▶ [Instructions]
(A) In the profile of Mikko Sumusalo, which team was the opponent when he made his first division debut?
(B) Quote the profile of Mikko Sumusalo word for word, beginning at the words "Sumusalo made his international" and stopping after "qualifiers for HJK.".

Mikko Sumusalo (born 12 March 1990), is a Finnish professional football defender who plays for IFK Mariehamn and the Finnish national team. Sumusalo was born in Porvoo, Finland. Sumusalo began his senior club career playing for Klubi-04, before making his league debut for HJK at age 19 in 2009. He can play either leftback or wingback.

Sumusalo made his international debut for Finland in January 2012, at the age of 21.

Club career

HJK Helsinki
After starting his footballing career at his local FC Futura, the nine-year-old defender moved to HJK in 1999. After coming through the junior levels and the reserves, Sumusalo made his first division debut on 25 May 2009 against FC Lahti. Since then he made a total of 25 league appearances and some appearances in both Champions League qualifiers and Europa League qualifiers for HJK.

RB Leipzig
In January 2014, after the expiration of his contract with HJK, Sumusalo moved to Germany and joined 3. Liga side RB Leipzig signing until 2016. However, also due injuries, Sumusalo wasn't able to establish himself, earning only two caps until the end of the 2013−14 season. This situation lasted also for the first leg of the following campaign, especially since Leipzig had been promoted to the 2. Bundesliga and signed several high acclaimed players. To gain match practice, he was therefore loaned to 3. Liga club Hansa Rostock until the end of the 2014−15 season.

▶ [Data lines]
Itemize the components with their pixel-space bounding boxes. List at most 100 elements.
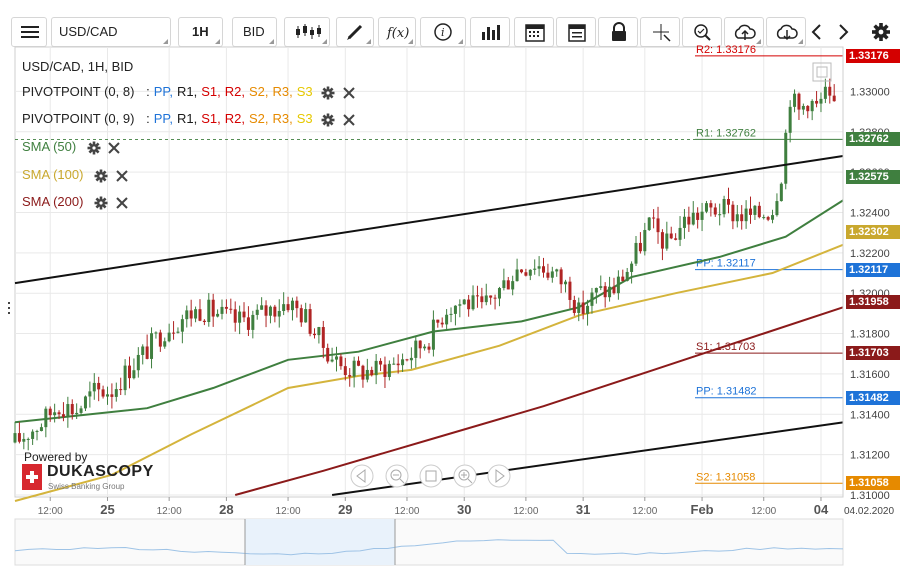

▶ [Task-by-task outputs]
(A) FC Lahti

(B)
Sumusalo made his international debut for Finland in January 2012, at the age of 21.

Club career

HJK Helsinki
After starting his footballing career at his local FC Futura, the nine-year-old defender moved to HJK in 1999. After coming through the junior levels and the reserves, Sumusalo made his first division debut on 25 May 2009 against FC Lahti. Since then he made a total of 25 league appearances and some appearances in both Champions League qualifiers and Europa League qualifiers for HJK.